▶ The problem
Repeat the entire listing exactly as written.

# # # #

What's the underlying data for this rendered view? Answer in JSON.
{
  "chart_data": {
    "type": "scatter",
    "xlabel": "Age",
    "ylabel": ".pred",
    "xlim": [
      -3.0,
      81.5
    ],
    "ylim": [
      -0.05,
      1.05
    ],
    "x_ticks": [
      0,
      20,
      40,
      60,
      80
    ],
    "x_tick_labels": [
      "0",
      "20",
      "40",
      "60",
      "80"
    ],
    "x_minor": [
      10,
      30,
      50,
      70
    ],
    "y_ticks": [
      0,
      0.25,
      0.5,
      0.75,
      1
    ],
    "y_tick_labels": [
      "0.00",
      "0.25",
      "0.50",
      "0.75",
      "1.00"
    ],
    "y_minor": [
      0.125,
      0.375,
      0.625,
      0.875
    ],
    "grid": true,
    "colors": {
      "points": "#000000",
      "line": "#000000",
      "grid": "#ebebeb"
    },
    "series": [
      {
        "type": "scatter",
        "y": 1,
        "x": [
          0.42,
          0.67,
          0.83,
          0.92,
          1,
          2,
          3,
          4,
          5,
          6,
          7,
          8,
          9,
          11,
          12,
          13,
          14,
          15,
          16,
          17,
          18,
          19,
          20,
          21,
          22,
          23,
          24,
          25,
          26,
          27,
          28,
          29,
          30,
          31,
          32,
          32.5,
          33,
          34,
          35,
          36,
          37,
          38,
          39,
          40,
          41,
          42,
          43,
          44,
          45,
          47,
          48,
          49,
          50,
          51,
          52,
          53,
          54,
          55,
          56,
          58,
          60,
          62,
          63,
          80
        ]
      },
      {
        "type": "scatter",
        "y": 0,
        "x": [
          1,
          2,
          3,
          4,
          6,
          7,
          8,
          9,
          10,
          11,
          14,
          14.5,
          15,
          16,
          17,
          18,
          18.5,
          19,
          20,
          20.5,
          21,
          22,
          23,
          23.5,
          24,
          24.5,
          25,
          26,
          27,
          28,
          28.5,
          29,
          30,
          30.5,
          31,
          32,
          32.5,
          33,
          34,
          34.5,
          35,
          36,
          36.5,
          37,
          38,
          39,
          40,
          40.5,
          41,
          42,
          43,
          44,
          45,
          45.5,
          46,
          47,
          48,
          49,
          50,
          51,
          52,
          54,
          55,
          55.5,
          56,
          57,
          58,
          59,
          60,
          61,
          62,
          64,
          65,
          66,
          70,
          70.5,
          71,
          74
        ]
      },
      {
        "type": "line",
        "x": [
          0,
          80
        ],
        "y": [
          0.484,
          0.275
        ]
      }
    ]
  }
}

# # # #

▶ Final result
What's the underlying data for this rendered view? Answer in JSON.
{
  "chart_data": {
    "type": "scatter",
    "xlabel": "Age",
    "ylabel": ".pred",
    "xlim": [
      -3.0,
      81.5
    ],
    "ylim": [
      -0.05,
      1.05
    ],
    "x_ticks": [
      0,
      20,
      40,
      60,
      80
    ],
    "x_tick_labels": [
      "0",
      "20",
      "40",
      "60",
      "80"
    ],
    "x_minor": [
      10,
      30,
      50,
      70
    ],
    "y_ticks": [
      0,
      0.25,
      0.5,
      0.75,
      1
    ],
    "y_tick_labels": [
      "0.00",
      "0.25",
      "0.50",
      "0.75",
      "1.00"
    ],
    "y_minor": [
      0.125,
      0.375,
      0.625,
      0.875
    ],
    "grid": true,
    "colors": {
      "points": "#000000",
      "line": "#000000",
      "grid": "#ebebeb"
    },
    "series": [
      {
        "type": "scatter",
        "y": 1,
        "x": [
          0.42,
          0.67,
          0.83,
          0.92,
          1,
          2,
          3,
          4,
          5,
          6,
          7,
          8,
          9,
          11,
          12,
          13,
          14,
          15,
          16,
          17,
          18,
          19,
          20,
          21,
          22,
          23,
          24,
          25,
          26,
          27,
          28,
          29,
          30,
          31,
          32,
          32.5,
          33,
          34,
          35,
          36,
          37,
          38,
          39,
          40,
          41,
          42,
          43,
          44,
          45,
          47,
          48,
          49,
          50,
          51,
          52,
          53,
          54,
          55,
          56,
          58,
          60,
          62,
          63,
          80
        ]
      },
      {
        "type": "scatter",
        "y": 0,
        "x": [
          1,
          2,
          3,
          4,
          6,
          7,
          8,
          9,
          10,
          11,
          14,
          14.5,
          15,
          16,
          17,
          18,
          18.5,
          19,
          20,
          20.5,
          21,
          22,
          23,
          23.5,
          24,
          24.5,
          25,
          26,
          27,
          28,
          28.5,
          29,
          30,
          30.5,
          31,
          32,
          32.5,
          33,
          34,
          34.5,
          35,
          36,
          36.5,
          37,
          38,
          39,
          40,
          40.5,
          41,
          42,
          43,
          44,
          45,
          45.5,
          46,
          47,
          48,
          49,
          50,
          51,
          52,
          54,
          55,
          55.5,
          56,
          57,
          58,
          59,
          60,
          61,
          62,
          64,
          65,
          66,
          70,
          70.5,
          71,
          74
        ]
      },
      {
        "type": "line",
        "x": [
          0,
          80
        ],
        "y": [
          0.484,
          0.275
        ]
      }
    ]
  }
}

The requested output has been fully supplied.